● WHAT IS EXPECTED
Search the material for the string "Matched", then report how many lines hold it, with no other text.

● Dataset rows about figures
* * *
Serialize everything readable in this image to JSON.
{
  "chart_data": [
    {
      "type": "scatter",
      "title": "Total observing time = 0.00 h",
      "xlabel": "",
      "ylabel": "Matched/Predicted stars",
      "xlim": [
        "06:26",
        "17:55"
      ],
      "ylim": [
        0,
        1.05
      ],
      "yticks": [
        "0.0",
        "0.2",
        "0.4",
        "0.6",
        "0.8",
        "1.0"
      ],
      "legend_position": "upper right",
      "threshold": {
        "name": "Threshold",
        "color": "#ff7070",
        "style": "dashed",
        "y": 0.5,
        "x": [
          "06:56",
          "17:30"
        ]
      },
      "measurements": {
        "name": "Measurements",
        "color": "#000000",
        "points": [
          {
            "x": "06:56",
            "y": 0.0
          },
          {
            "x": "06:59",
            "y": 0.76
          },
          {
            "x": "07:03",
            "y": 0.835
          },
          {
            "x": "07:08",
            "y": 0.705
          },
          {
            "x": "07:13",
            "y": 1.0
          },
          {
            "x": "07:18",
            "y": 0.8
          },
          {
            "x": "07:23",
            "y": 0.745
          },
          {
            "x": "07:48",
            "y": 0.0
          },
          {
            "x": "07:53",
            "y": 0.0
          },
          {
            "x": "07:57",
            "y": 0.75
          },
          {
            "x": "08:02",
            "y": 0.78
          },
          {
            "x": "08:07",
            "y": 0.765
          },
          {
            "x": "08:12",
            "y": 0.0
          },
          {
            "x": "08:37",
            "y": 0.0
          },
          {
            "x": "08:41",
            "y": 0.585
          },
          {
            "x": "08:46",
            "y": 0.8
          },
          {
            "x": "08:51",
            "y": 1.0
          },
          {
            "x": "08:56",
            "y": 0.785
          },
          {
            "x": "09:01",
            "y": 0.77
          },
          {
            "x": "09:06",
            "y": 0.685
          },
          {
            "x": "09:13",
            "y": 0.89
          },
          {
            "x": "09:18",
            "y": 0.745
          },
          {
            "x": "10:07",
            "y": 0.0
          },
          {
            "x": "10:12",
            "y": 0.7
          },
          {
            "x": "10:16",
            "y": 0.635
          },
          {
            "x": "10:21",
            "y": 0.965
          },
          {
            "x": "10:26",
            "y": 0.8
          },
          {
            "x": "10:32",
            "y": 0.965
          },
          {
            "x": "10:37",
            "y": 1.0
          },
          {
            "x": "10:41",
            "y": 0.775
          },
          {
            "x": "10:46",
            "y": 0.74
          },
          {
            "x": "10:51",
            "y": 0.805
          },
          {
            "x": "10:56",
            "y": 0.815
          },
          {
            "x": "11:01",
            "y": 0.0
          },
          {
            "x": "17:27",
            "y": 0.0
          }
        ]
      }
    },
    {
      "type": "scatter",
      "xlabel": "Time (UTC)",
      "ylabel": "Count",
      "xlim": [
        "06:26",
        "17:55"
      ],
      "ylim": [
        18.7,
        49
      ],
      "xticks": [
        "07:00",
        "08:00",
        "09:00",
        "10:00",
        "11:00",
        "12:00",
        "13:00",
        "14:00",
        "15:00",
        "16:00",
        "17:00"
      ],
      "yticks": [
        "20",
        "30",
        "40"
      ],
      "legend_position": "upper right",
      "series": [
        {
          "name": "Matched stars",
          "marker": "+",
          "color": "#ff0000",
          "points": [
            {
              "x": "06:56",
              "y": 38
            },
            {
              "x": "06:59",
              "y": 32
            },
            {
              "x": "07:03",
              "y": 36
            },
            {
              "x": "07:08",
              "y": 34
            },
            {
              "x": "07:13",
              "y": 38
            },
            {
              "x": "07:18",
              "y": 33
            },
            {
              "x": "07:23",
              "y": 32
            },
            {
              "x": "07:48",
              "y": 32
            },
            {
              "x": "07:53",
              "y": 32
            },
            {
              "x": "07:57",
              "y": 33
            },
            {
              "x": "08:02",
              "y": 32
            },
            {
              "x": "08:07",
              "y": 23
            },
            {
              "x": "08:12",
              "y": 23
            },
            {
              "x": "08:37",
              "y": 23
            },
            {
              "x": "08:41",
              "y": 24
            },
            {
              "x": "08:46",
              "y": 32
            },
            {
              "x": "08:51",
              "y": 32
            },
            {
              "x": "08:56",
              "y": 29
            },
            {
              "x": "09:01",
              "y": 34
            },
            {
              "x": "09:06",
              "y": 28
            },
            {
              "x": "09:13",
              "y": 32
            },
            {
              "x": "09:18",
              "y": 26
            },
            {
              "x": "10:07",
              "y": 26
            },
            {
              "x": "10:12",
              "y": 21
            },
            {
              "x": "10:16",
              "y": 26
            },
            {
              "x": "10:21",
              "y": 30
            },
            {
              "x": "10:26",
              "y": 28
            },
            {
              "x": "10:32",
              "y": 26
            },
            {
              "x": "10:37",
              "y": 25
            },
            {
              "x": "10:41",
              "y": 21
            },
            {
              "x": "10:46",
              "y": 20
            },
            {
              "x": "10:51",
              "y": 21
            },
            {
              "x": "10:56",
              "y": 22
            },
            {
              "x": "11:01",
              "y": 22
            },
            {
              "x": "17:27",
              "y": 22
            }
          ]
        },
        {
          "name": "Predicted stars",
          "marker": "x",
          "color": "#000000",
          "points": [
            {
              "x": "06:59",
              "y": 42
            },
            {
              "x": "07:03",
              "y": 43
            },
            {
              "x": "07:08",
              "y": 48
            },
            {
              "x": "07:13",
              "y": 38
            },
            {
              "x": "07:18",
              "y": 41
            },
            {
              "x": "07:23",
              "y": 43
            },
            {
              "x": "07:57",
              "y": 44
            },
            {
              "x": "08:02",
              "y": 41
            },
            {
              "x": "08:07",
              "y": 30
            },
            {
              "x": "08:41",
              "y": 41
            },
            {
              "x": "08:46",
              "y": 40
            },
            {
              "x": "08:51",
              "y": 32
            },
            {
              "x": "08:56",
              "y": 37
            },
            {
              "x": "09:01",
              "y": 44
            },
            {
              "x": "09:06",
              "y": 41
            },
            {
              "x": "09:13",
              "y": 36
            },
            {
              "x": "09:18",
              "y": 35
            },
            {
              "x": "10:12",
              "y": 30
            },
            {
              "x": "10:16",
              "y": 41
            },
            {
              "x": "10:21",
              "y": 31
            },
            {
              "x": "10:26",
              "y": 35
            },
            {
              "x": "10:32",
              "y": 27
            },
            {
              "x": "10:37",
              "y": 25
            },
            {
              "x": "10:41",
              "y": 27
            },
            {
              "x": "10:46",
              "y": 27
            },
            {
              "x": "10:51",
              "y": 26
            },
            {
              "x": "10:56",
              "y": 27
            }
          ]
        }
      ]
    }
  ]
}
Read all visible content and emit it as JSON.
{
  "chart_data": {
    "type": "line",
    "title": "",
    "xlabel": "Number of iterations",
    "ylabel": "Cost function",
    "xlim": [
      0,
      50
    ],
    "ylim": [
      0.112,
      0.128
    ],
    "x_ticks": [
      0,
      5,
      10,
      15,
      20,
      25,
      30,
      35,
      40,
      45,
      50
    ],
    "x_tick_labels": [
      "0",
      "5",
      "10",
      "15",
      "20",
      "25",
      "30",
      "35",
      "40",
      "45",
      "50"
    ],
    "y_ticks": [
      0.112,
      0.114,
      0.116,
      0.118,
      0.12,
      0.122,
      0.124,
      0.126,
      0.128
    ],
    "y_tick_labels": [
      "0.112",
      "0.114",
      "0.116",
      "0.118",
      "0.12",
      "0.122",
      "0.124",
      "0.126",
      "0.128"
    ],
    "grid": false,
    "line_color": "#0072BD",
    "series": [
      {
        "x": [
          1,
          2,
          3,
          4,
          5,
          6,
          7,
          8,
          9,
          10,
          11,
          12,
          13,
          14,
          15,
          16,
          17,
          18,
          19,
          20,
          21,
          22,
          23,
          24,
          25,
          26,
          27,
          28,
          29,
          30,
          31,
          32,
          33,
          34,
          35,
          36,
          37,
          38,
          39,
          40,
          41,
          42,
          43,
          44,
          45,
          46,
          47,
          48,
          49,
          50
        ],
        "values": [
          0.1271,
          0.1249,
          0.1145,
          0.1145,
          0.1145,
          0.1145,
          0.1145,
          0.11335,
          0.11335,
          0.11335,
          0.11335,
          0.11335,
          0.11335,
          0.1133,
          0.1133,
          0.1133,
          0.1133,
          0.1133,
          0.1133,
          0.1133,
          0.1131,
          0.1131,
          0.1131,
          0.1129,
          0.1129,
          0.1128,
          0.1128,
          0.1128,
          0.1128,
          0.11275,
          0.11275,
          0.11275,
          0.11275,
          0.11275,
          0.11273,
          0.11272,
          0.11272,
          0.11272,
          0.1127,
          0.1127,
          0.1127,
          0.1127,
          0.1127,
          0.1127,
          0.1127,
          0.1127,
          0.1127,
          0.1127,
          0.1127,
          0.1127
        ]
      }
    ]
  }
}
* * *
● OUTPUT FOR THIS EXERCISE
2